### Directions:
For the entries that follow, state how many lines include the word "искажение", giving the number and nothing else.

(Data excerpts)
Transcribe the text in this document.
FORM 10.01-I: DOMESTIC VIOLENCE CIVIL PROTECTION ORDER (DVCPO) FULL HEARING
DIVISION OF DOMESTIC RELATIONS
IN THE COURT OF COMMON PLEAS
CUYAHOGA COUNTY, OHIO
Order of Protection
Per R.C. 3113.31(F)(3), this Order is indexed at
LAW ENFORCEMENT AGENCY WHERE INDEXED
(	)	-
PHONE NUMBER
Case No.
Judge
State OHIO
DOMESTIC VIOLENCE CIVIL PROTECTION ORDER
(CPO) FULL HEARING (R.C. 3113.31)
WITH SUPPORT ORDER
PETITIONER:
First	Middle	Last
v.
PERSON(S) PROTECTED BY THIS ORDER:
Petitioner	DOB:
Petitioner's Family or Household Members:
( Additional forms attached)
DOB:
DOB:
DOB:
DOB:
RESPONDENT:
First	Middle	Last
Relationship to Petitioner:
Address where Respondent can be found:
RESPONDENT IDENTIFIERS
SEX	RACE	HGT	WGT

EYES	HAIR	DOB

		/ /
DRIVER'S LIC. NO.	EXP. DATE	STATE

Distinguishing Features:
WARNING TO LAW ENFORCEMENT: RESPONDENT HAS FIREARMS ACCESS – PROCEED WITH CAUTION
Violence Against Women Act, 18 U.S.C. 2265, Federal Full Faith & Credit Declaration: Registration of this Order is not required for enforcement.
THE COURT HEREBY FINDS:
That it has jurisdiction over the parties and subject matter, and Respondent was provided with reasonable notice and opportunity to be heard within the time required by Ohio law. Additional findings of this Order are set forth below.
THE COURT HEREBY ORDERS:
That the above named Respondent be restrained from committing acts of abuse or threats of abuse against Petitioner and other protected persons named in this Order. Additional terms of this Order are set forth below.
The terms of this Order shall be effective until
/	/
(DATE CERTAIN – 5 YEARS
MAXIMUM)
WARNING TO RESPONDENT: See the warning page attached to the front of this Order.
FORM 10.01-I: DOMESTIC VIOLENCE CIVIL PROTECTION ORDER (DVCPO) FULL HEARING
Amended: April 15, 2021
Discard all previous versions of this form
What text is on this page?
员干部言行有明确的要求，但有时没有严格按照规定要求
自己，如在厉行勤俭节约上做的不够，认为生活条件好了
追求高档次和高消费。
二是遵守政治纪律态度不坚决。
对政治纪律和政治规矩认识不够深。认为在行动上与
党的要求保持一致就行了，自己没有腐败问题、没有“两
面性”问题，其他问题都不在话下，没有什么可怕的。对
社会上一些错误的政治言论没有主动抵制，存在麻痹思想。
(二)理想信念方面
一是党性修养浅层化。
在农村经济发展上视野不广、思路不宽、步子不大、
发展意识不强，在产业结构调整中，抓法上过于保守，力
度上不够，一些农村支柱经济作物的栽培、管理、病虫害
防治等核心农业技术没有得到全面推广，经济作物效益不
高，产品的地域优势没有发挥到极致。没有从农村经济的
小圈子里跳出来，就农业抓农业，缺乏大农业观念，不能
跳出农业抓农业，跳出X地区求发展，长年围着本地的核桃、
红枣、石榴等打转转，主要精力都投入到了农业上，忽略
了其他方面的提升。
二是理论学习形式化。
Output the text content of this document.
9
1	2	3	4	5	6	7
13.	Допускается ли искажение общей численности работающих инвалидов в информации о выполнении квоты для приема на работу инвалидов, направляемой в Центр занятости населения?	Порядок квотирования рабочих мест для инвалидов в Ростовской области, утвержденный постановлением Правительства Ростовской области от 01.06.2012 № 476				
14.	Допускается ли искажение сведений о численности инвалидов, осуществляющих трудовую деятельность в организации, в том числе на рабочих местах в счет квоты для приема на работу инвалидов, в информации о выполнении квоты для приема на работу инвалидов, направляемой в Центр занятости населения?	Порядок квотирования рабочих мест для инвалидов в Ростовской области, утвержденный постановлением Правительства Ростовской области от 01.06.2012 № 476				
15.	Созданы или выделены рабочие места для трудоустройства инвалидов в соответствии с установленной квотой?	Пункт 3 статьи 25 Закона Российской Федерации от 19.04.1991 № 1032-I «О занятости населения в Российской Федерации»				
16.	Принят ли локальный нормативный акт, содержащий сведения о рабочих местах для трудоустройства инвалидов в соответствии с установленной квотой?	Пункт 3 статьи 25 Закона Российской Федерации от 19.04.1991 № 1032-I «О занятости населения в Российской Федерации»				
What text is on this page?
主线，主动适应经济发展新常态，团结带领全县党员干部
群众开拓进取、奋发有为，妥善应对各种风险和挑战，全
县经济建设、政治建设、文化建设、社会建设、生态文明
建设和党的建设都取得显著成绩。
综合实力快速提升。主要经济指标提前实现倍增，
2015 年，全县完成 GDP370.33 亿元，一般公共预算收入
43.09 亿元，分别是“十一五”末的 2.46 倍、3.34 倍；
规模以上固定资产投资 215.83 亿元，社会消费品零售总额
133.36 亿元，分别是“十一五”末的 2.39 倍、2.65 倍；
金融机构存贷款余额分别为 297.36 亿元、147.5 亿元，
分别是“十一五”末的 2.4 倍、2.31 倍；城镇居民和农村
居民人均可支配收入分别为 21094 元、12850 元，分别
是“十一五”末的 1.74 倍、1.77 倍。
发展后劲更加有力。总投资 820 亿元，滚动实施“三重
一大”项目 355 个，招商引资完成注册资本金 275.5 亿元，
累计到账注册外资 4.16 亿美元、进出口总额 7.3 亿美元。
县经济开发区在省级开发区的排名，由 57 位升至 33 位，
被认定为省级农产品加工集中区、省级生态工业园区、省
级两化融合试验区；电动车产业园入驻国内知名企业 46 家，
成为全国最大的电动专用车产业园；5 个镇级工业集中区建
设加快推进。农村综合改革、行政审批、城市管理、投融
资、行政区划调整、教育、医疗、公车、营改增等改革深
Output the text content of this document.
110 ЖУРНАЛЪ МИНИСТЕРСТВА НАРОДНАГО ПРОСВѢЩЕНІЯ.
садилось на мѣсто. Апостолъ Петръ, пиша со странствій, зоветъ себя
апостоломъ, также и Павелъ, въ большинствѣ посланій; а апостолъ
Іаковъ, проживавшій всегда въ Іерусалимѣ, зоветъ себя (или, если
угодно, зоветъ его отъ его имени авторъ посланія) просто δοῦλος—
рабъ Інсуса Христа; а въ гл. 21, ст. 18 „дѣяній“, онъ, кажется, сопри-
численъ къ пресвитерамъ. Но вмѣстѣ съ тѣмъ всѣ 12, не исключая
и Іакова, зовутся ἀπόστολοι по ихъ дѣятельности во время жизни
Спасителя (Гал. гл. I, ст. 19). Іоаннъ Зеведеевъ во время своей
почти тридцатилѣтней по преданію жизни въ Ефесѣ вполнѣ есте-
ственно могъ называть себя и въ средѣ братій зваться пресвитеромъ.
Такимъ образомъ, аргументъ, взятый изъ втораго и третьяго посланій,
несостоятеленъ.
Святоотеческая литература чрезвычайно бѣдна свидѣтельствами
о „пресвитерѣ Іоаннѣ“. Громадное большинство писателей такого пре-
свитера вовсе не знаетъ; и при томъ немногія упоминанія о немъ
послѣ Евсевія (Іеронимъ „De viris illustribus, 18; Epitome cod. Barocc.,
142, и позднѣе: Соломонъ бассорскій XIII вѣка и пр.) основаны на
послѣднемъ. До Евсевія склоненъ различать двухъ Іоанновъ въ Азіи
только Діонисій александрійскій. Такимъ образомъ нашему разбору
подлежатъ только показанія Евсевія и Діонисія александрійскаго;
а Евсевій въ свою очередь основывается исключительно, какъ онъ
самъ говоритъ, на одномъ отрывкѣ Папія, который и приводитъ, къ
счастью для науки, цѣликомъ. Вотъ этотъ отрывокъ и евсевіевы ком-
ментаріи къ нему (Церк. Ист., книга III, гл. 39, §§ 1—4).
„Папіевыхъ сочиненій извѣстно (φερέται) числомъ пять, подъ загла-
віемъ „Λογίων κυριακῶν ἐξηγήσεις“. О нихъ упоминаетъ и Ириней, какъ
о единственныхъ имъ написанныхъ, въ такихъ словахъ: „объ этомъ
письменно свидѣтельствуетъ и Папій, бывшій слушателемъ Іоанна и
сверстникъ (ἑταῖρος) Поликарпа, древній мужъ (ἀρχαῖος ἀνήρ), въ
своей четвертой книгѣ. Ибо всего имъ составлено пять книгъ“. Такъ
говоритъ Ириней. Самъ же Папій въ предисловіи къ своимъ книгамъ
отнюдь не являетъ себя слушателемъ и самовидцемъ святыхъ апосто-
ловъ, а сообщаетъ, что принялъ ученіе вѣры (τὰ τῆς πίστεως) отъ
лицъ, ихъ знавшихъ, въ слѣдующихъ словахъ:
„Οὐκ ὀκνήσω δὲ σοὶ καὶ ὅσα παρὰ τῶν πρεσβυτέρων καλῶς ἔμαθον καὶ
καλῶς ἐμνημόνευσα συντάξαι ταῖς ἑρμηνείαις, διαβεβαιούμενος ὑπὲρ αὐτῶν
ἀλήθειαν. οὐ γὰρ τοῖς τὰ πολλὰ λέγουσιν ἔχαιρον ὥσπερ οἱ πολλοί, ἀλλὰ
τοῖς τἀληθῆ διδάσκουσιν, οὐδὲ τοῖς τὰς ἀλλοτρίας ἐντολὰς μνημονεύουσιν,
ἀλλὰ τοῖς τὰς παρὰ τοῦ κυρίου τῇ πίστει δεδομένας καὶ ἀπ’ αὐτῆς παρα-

### Response below:
2